_Work to be completed:_
Rewrite every entry below, changing each "row-header" to "row-label" and keeping everything else the same.

_Extracted material:_

++++++++++

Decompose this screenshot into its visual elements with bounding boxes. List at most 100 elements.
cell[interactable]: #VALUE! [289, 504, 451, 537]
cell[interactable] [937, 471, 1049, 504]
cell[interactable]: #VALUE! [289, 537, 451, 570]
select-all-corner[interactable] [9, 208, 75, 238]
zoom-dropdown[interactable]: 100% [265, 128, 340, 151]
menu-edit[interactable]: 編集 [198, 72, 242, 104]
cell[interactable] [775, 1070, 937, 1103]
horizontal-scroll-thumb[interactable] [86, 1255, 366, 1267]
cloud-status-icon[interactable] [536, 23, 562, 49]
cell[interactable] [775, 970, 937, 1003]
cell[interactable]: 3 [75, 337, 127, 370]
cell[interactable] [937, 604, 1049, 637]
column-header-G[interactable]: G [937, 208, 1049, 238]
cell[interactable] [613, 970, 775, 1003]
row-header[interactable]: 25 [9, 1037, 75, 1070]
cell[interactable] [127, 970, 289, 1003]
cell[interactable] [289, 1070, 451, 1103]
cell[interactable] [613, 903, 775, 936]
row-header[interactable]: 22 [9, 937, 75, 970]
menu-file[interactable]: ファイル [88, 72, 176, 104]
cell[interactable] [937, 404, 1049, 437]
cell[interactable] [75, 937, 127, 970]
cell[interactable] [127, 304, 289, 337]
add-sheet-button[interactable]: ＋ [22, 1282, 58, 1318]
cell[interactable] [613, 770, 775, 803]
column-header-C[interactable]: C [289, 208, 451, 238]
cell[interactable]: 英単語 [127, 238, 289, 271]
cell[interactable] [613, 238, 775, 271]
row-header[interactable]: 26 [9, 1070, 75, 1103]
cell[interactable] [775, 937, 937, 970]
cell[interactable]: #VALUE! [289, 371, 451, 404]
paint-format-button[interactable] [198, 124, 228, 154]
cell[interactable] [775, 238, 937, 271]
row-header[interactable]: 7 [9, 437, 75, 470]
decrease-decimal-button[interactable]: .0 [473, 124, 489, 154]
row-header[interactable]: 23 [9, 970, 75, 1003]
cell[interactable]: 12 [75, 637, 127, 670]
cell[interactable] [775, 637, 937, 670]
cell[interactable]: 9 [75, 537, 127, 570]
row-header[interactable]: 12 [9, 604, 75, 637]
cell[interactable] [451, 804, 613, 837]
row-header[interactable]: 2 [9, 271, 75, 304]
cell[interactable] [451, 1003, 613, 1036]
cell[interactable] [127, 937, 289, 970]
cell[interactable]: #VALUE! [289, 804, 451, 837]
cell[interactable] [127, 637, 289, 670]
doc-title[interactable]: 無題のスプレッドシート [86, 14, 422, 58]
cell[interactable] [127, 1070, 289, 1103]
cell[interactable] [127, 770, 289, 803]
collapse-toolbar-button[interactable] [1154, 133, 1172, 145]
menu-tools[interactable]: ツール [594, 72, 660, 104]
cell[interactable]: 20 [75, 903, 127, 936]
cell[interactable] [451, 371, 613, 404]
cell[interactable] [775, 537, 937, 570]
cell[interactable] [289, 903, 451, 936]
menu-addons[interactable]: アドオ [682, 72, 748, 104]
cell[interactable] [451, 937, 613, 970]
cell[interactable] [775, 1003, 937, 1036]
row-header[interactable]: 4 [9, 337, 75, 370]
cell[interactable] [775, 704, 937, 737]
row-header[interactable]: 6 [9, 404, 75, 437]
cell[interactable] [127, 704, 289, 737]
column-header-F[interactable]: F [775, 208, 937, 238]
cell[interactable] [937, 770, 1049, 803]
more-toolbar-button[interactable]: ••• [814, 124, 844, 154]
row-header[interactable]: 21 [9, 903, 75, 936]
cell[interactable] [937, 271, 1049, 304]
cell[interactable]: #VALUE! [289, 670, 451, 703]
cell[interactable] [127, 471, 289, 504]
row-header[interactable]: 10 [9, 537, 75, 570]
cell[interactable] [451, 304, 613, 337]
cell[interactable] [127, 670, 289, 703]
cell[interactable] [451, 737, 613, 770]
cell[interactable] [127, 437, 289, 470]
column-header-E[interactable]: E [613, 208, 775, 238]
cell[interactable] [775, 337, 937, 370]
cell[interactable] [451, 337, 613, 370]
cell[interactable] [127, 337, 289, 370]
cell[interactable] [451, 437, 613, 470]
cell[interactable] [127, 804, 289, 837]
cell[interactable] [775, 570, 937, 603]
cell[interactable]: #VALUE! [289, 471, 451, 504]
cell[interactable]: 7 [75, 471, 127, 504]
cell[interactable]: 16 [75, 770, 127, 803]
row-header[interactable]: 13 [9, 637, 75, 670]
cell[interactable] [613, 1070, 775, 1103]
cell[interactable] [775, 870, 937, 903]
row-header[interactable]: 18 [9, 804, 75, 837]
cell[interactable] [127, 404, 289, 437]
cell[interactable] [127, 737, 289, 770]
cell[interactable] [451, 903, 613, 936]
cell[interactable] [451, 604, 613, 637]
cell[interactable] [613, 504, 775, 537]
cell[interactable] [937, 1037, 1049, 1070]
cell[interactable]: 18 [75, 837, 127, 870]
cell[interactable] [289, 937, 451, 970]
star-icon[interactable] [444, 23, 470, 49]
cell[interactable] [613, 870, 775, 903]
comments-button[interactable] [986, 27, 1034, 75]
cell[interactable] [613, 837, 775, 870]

++++++++++

_The answer:_
Decompose this screenshot into its visual elements with bounding boxes. List at most 100 elements.
cell[interactable]: #VALUE! [289, 504, 451, 537]
cell[interactable] [937, 471, 1049, 504]
cell[interactable]: #VALUE! [289, 537, 451, 570]
select-all-corner[interactable] [9, 208, 75, 238]
zoom-dropdown[interactable]: 100% [265, 128, 340, 151]
menu-edit[interactable]: 編集 [198, 72, 242, 104]
cell[interactable] [775, 1070, 937, 1103]
horizontal-scroll-thumb[interactable] [86, 1255, 366, 1267]
cloud-status-icon[interactable] [536, 23, 562, 49]
cell[interactable] [775, 970, 937, 1003]
cell[interactable]: 3 [75, 337, 127, 370]
cell[interactable] [937, 604, 1049, 637]
column-header-G[interactable]: G [937, 208, 1049, 238]
cell[interactable] [613, 970, 775, 1003]
row-label[interactable]: 25 [9, 1037, 75, 1070]
cell[interactable] [127, 970, 289, 1003]
cell[interactable] [289, 1070, 451, 1103]
cell[interactable] [613, 903, 775, 936]
row-label[interactable]: 22 [9, 937, 75, 970]
menu-file[interactable]: ファイル [88, 72, 176, 104]
cell[interactable] [937, 404, 1049, 437]
cell[interactable] [75, 937, 127, 970]
cell[interactable] [127, 304, 289, 337]
add-sheet-button[interactable]: ＋ [22, 1282, 58, 1318]
cell[interactable] [613, 770, 775, 803]
column-header-C[interactable]: C [289, 208, 451, 238]
cell[interactable]: 英単語 [127, 238, 289, 271]
cell[interactable] [613, 238, 775, 271]
row-label[interactable]: 26 [9, 1070, 75, 1103]
cell[interactable] [775, 937, 937, 970]
cell[interactable]: #VALUE! [289, 371, 451, 404]
paint-format-button[interactable] [198, 124, 228, 154]
cell[interactable] [775, 238, 937, 271]
row-label[interactable]: 7 [9, 437, 75, 470]
decrease-decimal-button[interactable]: .0 [473, 124, 489, 154]
row-label[interactable]: 23 [9, 970, 75, 1003]
cell[interactable]: 12 [75, 637, 127, 670]
cell[interactable] [775, 637, 937, 670]
cell[interactable]: 9 [75, 537, 127, 570]
row-label[interactable]: 12 [9, 604, 75, 637]
cell[interactable] [451, 804, 613, 837]
row-label[interactable]: 2 [9, 271, 75, 304]
cell[interactable] [451, 1003, 613, 1036]
cell[interactable] [127, 937, 289, 970]
cell[interactable]: #VALUE! [289, 804, 451, 837]
cell[interactable] [127, 637, 289, 670]
doc-title[interactable]: 無題のスプレッドシート [86, 14, 422, 58]
cell[interactable] [127, 1070, 289, 1103]
cell[interactable] [127, 770, 289, 803]
collapse-toolbar-button[interactable] [1154, 133, 1172, 145]
menu-tools[interactable]: ツール [594, 72, 660, 104]
cell[interactable]: 20 [75, 903, 127, 936]
cell[interactable] [451, 371, 613, 404]
cell[interactable] [775, 537, 937, 570]
cell[interactable] [289, 903, 451, 936]
menu-addons[interactable]: アドオ [682, 72, 748, 104]
cell[interactable] [451, 937, 613, 970]
cell[interactable] [775, 1003, 937, 1036]
row-label[interactable]: 4 [9, 337, 75, 370]
cell[interactable] [775, 704, 937, 737]
row-label[interactable]: 6 [9, 404, 75, 437]
cell[interactable] [127, 704, 289, 737]
column-header-F[interactable]: F [775, 208, 937, 238]
cell[interactable] [937, 770, 1049, 803]
more-toolbar-button[interactable]: ••• [814, 124, 844, 154]
row-label[interactable]: 21 [9, 903, 75, 936]
cell[interactable] [937, 271, 1049, 304]
cell[interactable]: #VALUE! [289, 670, 451, 703]
cell[interactable] [127, 471, 289, 504]
row-label[interactable]: 10 [9, 537, 75, 570]
cell[interactable] [451, 304, 613, 337]
cell[interactable] [127, 670, 289, 703]
cell[interactable] [451, 737, 613, 770]
cell[interactable] [127, 437, 289, 470]
column-header-E[interactable]: E [613, 208, 775, 238]
cell[interactable] [775, 337, 937, 370]
cell[interactable] [451, 337, 613, 370]
cell[interactable] [127, 337, 289, 370]
cell[interactable] [451, 437, 613, 470]
cell[interactable] [127, 804, 289, 837]
cell[interactable] [775, 570, 937, 603]
cell[interactable]: #VALUE! [289, 471, 451, 504]
cell[interactable]: 7 [75, 471, 127, 504]
cell[interactable]: 16 [75, 770, 127, 803]
row-label[interactable]: 13 [9, 637, 75, 670]
cell[interactable] [613, 1070, 775, 1103]
cell[interactable] [775, 870, 937, 903]
row-label[interactable]: 18 [9, 804, 75, 837]
cell[interactable] [127, 404, 289, 437]
cell[interactable] [127, 737, 289, 770]
cell[interactable] [451, 903, 613, 936]
cell[interactable] [451, 604, 613, 637]
cell[interactable] [613, 504, 775, 537]
cell[interactable] [937, 1037, 1049, 1070]
cell[interactable]: 18 [75, 837, 127, 870]
cell[interactable] [289, 937, 451, 970]
star-icon[interactable] [444, 23, 470, 49]
cell[interactable] [613, 870, 775, 903]
comments-button[interactable] [986, 27, 1034, 75]
cell[interactable] [613, 837, 775, 870]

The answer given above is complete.